--- Begin Items ---

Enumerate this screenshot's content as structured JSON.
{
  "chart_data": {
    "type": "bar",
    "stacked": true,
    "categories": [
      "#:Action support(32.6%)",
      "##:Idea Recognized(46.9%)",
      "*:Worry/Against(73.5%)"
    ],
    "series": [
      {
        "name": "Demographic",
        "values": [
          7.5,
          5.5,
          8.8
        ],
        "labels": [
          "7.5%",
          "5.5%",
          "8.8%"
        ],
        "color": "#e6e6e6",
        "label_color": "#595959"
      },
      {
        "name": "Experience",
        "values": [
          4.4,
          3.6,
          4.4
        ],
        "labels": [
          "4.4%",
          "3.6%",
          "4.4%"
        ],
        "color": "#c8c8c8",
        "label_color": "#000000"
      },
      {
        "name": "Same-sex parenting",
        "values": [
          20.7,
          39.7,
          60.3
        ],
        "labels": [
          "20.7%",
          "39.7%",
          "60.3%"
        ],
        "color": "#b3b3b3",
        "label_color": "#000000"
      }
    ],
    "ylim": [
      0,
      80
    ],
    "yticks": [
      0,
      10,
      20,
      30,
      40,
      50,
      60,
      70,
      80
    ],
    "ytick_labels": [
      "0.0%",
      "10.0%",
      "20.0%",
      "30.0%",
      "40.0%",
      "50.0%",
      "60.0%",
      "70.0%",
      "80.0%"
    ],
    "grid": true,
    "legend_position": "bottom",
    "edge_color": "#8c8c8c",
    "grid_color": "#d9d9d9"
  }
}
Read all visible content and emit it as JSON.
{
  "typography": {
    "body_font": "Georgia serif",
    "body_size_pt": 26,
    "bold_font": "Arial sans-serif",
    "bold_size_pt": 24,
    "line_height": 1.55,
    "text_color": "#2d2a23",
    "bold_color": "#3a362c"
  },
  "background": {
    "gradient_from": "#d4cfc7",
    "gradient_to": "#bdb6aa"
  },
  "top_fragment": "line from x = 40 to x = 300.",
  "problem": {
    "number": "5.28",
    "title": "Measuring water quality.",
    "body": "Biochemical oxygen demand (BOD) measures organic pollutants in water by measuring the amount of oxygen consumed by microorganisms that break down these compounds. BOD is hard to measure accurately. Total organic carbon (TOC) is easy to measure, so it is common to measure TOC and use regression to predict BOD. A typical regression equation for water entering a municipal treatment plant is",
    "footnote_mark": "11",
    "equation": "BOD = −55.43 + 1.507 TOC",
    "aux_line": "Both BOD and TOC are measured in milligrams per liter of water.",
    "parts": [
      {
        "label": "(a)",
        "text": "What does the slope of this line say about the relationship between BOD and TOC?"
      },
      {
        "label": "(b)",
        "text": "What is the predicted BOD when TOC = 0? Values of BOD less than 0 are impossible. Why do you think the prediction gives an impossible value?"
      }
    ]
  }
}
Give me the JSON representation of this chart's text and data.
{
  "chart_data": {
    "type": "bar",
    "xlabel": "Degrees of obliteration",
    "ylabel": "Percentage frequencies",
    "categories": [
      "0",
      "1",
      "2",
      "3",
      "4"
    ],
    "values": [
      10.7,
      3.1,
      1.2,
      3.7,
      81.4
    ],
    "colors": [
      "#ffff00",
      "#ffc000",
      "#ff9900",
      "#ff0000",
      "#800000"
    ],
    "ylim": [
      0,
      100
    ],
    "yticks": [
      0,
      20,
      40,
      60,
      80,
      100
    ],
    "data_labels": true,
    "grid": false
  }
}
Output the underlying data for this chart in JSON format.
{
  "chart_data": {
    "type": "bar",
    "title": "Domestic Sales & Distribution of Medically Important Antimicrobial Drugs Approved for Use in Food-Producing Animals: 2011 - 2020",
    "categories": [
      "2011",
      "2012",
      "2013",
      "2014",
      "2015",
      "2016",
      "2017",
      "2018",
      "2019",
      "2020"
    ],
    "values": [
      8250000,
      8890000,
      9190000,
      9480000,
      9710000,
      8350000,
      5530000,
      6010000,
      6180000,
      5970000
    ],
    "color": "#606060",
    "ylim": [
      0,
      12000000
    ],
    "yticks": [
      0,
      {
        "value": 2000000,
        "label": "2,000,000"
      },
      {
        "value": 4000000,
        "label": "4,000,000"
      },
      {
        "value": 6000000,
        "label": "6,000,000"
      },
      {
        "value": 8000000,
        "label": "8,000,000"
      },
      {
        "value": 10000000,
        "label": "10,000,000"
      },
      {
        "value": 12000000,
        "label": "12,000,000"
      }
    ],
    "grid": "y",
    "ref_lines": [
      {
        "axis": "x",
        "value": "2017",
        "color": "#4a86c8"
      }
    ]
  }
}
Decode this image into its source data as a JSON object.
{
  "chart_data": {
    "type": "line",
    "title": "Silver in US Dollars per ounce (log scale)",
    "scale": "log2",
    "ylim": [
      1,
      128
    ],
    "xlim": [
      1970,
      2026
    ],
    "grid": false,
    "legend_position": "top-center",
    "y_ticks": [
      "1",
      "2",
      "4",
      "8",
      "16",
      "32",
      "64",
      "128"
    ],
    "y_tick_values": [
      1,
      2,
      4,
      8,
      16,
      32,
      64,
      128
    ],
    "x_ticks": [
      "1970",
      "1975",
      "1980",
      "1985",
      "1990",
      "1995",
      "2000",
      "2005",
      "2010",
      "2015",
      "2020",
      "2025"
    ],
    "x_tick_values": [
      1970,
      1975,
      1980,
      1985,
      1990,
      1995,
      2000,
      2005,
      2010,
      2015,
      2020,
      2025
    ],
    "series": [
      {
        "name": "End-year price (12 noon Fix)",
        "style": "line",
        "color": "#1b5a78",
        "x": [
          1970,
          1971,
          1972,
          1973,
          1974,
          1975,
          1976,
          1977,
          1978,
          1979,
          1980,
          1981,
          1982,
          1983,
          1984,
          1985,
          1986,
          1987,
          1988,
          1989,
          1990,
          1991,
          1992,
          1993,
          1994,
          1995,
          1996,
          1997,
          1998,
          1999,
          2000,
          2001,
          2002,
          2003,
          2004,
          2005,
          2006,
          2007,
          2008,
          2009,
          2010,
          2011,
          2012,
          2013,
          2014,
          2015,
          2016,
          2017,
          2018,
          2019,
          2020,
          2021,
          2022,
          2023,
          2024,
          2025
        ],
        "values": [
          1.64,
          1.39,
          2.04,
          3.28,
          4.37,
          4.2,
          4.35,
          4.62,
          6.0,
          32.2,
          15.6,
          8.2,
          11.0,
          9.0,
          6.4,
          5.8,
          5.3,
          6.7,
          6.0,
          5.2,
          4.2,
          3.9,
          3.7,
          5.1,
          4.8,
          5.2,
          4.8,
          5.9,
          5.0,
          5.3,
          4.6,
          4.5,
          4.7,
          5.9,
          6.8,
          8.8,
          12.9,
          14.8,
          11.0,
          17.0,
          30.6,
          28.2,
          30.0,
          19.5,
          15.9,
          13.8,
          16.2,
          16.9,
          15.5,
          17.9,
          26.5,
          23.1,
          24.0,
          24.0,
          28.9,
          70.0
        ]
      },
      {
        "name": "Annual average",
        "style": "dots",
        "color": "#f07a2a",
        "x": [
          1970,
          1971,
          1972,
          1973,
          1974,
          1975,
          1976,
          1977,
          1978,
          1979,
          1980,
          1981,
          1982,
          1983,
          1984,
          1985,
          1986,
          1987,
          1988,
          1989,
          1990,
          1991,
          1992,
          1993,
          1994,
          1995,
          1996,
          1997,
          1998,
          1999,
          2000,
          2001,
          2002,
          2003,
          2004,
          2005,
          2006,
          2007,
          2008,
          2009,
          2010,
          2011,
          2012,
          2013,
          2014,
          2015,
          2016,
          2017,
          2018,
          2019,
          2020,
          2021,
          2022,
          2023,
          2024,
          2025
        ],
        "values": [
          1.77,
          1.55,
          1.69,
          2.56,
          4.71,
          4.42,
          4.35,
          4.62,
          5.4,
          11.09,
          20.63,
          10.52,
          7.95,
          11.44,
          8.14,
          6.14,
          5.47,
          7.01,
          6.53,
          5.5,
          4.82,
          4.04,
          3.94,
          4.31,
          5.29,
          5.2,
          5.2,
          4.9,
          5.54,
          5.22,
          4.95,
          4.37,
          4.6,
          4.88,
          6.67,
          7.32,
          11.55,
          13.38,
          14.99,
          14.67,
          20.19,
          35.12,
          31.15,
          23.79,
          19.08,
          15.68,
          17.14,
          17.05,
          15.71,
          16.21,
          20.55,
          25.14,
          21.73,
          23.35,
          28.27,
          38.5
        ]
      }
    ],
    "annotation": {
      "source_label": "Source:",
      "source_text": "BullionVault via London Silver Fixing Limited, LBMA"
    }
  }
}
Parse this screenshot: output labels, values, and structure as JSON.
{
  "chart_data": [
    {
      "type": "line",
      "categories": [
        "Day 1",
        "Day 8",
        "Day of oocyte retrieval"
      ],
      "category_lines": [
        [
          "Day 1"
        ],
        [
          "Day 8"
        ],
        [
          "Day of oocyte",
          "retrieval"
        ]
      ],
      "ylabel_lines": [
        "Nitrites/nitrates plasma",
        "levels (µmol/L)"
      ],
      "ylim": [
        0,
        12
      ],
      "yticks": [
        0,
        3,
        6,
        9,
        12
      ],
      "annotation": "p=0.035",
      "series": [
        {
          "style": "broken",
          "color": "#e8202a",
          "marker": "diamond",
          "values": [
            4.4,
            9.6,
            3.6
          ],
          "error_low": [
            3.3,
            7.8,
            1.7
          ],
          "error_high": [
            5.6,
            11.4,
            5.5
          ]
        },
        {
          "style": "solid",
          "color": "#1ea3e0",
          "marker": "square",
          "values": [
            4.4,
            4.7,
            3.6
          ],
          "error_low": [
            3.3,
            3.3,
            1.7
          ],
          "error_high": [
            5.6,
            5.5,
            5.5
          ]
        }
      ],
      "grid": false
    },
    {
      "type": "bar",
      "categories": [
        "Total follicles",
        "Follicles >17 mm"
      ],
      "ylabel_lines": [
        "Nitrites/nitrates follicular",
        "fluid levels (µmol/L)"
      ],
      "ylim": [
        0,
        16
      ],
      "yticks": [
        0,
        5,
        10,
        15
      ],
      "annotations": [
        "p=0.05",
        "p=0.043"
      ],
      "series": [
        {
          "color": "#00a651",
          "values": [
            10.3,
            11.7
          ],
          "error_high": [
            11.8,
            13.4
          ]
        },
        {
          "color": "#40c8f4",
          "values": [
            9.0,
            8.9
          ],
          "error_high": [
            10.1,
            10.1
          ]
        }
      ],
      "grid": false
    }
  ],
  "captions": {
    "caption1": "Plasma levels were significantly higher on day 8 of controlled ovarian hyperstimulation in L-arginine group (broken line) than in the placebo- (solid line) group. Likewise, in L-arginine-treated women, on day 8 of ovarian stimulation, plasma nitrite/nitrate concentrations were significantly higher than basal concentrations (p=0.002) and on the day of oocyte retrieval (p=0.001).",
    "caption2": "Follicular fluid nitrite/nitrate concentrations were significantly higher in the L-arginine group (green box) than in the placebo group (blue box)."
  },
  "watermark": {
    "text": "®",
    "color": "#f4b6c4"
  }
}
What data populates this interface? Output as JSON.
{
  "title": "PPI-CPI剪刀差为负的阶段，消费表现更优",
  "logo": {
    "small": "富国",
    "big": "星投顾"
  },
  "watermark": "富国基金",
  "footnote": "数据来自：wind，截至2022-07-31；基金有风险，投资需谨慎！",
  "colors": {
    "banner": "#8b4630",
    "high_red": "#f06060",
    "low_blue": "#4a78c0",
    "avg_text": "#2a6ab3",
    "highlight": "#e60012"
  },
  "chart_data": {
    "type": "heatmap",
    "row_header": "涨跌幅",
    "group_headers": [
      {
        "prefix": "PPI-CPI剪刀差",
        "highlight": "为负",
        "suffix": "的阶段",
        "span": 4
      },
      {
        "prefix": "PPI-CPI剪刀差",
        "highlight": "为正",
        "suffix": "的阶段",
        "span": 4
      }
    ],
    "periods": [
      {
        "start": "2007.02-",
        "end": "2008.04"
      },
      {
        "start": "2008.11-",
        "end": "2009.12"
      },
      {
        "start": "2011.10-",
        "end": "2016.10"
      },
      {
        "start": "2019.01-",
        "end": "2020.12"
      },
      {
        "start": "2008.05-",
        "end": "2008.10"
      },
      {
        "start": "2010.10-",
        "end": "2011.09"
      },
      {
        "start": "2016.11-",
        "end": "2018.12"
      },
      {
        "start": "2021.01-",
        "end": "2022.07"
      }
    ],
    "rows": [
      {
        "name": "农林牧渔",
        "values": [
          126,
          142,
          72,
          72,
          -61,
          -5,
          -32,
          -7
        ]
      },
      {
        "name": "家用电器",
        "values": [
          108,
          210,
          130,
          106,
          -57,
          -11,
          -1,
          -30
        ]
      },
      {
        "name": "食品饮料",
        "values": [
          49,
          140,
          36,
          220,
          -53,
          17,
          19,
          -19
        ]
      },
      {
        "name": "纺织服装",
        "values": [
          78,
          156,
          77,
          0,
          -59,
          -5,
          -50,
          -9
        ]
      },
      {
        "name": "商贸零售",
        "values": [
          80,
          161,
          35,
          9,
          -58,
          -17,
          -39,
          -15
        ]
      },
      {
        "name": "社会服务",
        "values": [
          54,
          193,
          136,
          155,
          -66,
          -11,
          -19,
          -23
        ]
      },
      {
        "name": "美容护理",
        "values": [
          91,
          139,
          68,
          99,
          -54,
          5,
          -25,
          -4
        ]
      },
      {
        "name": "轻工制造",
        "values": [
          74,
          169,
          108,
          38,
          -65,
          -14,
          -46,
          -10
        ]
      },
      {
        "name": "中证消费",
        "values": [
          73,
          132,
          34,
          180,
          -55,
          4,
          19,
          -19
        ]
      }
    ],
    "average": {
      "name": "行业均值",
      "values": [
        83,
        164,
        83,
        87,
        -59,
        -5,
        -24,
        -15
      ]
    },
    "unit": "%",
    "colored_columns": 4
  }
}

--- End Items ---

Written task:
Only the number is needed: state how many lines in the listing contain "style".

Complete answer:
4